= RECORDS PROVIDED =
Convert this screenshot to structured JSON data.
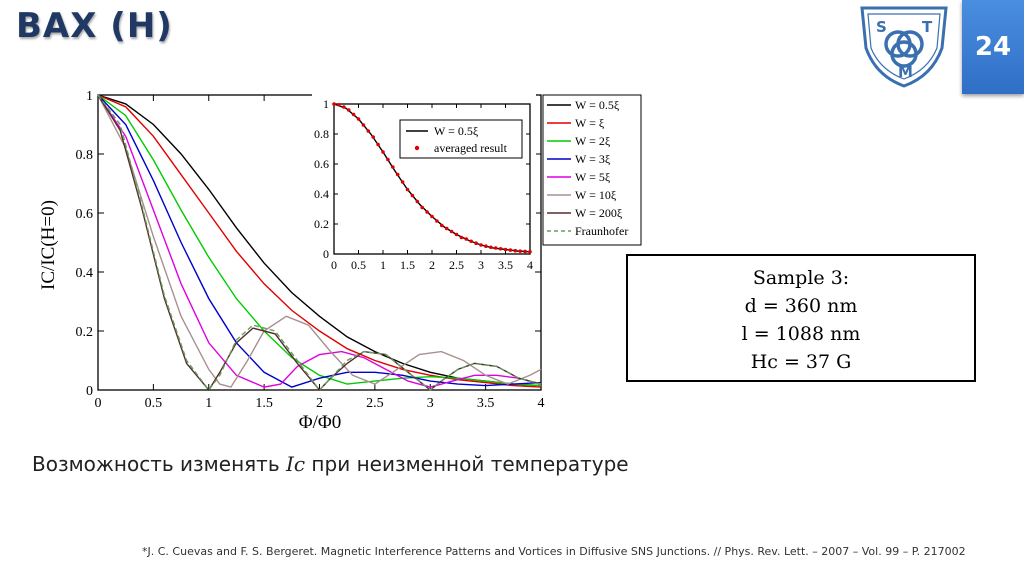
{
  "slide": {
    "title": "ВАХ (H)",
    "number": "24"
  },
  "logo": {
    "letters": [
      "S",
      "T",
      "M"
    ]
  },
  "sample": {
    "line1": "Sample 3:",
    "d": "d = 360 nm",
    "l": "l = 1088 nm",
    "h": "Hc = 37 G"
  },
  "caption": {
    "before": "Возможность изменять ",
    "symbol": "Ic",
    "after": " при неизменной температуре"
  },
  "reference": "*J. C. Cuevas and F. S. Bergeret. Magnetic Interference Patterns and Vortices in Diffusive SNS Junctions. // Phys. Rev. Lett. – 2007 – Vol. 99 – P. 217002",
  "colors": {
    "accent": "#3a7bd5",
    "title": "#1f3864"
  },
  "chart_data": [
    {
      "type": "line",
      "xlabel": "Φ/Φ0",
      "ylabel": "IC/IC(H=0)",
      "xlim": [
        0,
        4
      ],
      "ylim": [
        0,
        1
      ],
      "xticks": [
        "0",
        "0.5",
        "1",
        "1.5",
        "2",
        "2.5",
        "3",
        "3.5",
        "4"
      ],
      "yticks": [
        "0",
        "0.2",
        "0.4",
        "0.6",
        "0.8",
        "1"
      ],
      "legend_position": "right-outside",
      "series": [
        {
          "name": "W = 0.5ξ",
          "color": "#000000",
          "dash": false,
          "x": [
            0,
            0.25,
            0.5,
            0.75,
            1,
            1.25,
            1.5,
            1.75,
            2,
            2.25,
            2.5,
            2.75,
            3,
            3.25,
            3.5,
            3.75,
            4
          ],
          "y": [
            1,
            0.97,
            0.9,
            0.8,
            0.68,
            0.55,
            0.43,
            0.33,
            0.25,
            0.18,
            0.13,
            0.09,
            0.06,
            0.04,
            0.03,
            0.02,
            0.015
          ]
        },
        {
          "name": "W = ξ",
          "color": "#e00000",
          "dash": false,
          "x": [
            0,
            0.25,
            0.5,
            0.75,
            1,
            1.25,
            1.5,
            1.75,
            2,
            2.25,
            2.5,
            2.75,
            3,
            3.25,
            3.5,
            3.75,
            4
          ],
          "y": [
            1,
            0.96,
            0.86,
            0.73,
            0.6,
            0.47,
            0.36,
            0.27,
            0.2,
            0.14,
            0.1,
            0.07,
            0.05,
            0.035,
            0.025,
            0.015,
            0.01
          ]
        },
        {
          "name": "W = 2ξ",
          "color": "#00cc00",
          "dash": false,
          "x": [
            0,
            0.25,
            0.5,
            0.75,
            1,
            1.25,
            1.5,
            1.75,
            2,
            2.25,
            2.5,
            2.75,
            3,
            3.25,
            3.5,
            3.75,
            4
          ],
          "y": [
            1,
            0.93,
            0.78,
            0.61,
            0.45,
            0.31,
            0.2,
            0.11,
            0.05,
            0.02,
            0.03,
            0.04,
            0.045,
            0.04,
            0.03,
            0.02,
            0.015
          ]
        },
        {
          "name": "W = 3ξ",
          "color": "#0000cc",
          "dash": false,
          "x": [
            0,
            0.25,
            0.5,
            0.75,
            1,
            1.25,
            1.5,
            1.75,
            2,
            2.25,
            2.5,
            2.75,
            3,
            3.25,
            3.5,
            3.75,
            4
          ],
          "y": [
            1,
            0.9,
            0.71,
            0.5,
            0.31,
            0.16,
            0.06,
            0.01,
            0.04,
            0.06,
            0.06,
            0.05,
            0.03,
            0.02,
            0.015,
            0.02,
            0.025
          ]
        },
        {
          "name": "W = 5ξ",
          "color": "#e000e0",
          "dash": false,
          "x": [
            0,
            0.25,
            0.5,
            0.75,
            1,
            1.25,
            1.5,
            1.65,
            1.8,
            2,
            2.2,
            2.4,
            2.6,
            2.8,
            3,
            3.2,
            3.4,
            3.6,
            3.8,
            4
          ],
          "y": [
            1,
            0.86,
            0.61,
            0.36,
            0.16,
            0.05,
            0.01,
            0.02,
            0.08,
            0.12,
            0.13,
            0.11,
            0.07,
            0.03,
            0.01,
            0.03,
            0.05,
            0.05,
            0.04,
            0.02
          ]
        },
        {
          "name": "W = 10ξ",
          "color": "#a89090",
          "dash": false,
          "x": [
            0,
            0.25,
            0.5,
            0.75,
            1,
            1.1,
            1.2,
            1.35,
            1.5,
            1.7,
            1.9,
            2.1,
            2.3,
            2.5,
            2.7,
            2.9,
            3.1,
            3.3,
            3.5,
            3.7,
            3.9,
            4
          ],
          "y": [
            1,
            0.82,
            0.52,
            0.25,
            0.07,
            0.02,
            0.01,
            0.1,
            0.2,
            0.25,
            0.22,
            0.13,
            0.05,
            0.02,
            0.07,
            0.12,
            0.13,
            0.1,
            0.05,
            0.02,
            0.05,
            0.07
          ]
        },
        {
          "name": "W = 200ξ",
          "color": "#5a2a2a",
          "dash": false,
          "x": [
            0,
            0.2,
            0.4,
            0.6,
            0.8,
            1,
            1.1,
            1.25,
            1.4,
            1.6,
            1.8,
            2,
            2.1,
            2.25,
            2.4,
            2.6,
            2.8,
            3,
            3.1,
            3.25,
            3.4,
            3.6,
            3.8,
            4
          ],
          "y": [
            1,
            0.88,
            0.61,
            0.31,
            0.09,
            0.0,
            0.06,
            0.16,
            0.21,
            0.19,
            0.09,
            0.0,
            0.04,
            0.09,
            0.13,
            0.12,
            0.06,
            0.0,
            0.03,
            0.07,
            0.09,
            0.08,
            0.04,
            0.02
          ]
        },
        {
          "name": "Fraunhofer",
          "color": "#60a060",
          "dash": true,
          "x": [
            0,
            0.2,
            0.4,
            0.6,
            0.8,
            1,
            1.1,
            1.25,
            1.4,
            1.6,
            1.8,
            2,
            2.1,
            2.25,
            2.4,
            2.6,
            2.8,
            3,
            3.1,
            3.25,
            3.4,
            3.6,
            3.8,
            4
          ],
          "y": [
            1,
            0.9,
            0.62,
            0.32,
            0.1,
            0.0,
            0.05,
            0.17,
            0.22,
            0.2,
            0.1,
            0.0,
            0.04,
            0.1,
            0.13,
            0.12,
            0.06,
            0.0,
            0.03,
            0.07,
            0.09,
            0.08,
            0.04,
            0.02
          ]
        }
      ]
    },
    {
      "type": "line",
      "xlim": [
        0,
        4
      ],
      "ylim": [
        0,
        1
      ],
      "xticks": [
        "0",
        "0.5",
        "1",
        "1.5",
        "2",
        "2.5",
        "3",
        "3.5",
        "4"
      ],
      "yticks": [
        "0",
        "0.2",
        "0.4",
        "0.6",
        "0.8",
        "1"
      ],
      "legend_position": "top-right",
      "series": [
        {
          "name": "W = 0.5ξ",
          "color": "#000000",
          "x": [
            0,
            0.25,
            0.5,
            0.75,
            1,
            1.25,
            1.5,
            1.75,
            2,
            2.25,
            2.5,
            2.75,
            3,
            3.25,
            3.5,
            3.75,
            4
          ],
          "y": [
            1,
            0.97,
            0.9,
            0.8,
            0.68,
            0.55,
            0.43,
            0.33,
            0.25,
            0.18,
            0.13,
            0.09,
            0.06,
            0.04,
            0.03,
            0.02,
            0.015
          ]
        },
        {
          "name": "averaged result",
          "color": "#e00000",
          "marker": "dot",
          "x": [
            0,
            0.1,
            0.2,
            0.3,
            0.4,
            0.5,
            0.6,
            0.7,
            0.8,
            0.9,
            1,
            1.1,
            1.2,
            1.3,
            1.4,
            1.5,
            1.6,
            1.7,
            1.8,
            1.9,
            2,
            2.1,
            2.2,
            2.3,
            2.4,
            2.5,
            2.6,
            2.7,
            2.8,
            2.9,
            3,
            3.1,
            3.2,
            3.3,
            3.4,
            3.5,
            3.6,
            3.7,
            3.8,
            3.9,
            4
          ],
          "y": [
            1,
            0.995,
            0.98,
            0.96,
            0.93,
            0.9,
            0.86,
            0.82,
            0.78,
            0.73,
            0.68,
            0.63,
            0.58,
            0.53,
            0.48,
            0.43,
            0.39,
            0.35,
            0.31,
            0.28,
            0.25,
            0.22,
            0.19,
            0.17,
            0.15,
            0.13,
            0.11,
            0.1,
            0.085,
            0.072,
            0.06,
            0.052,
            0.045,
            0.04,
            0.035,
            0.03,
            0.026,
            0.022,
            0.019,
            0.017,
            0.015
          ]
        }
      ]
    }
  ]
}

= PROMPT =
Which lines in the listing above hold the word "right"? Show each of them.

= ANSWER TO THE PROBLEM =
      "legend_position": "right-outside",
      "legend_position": "top-right",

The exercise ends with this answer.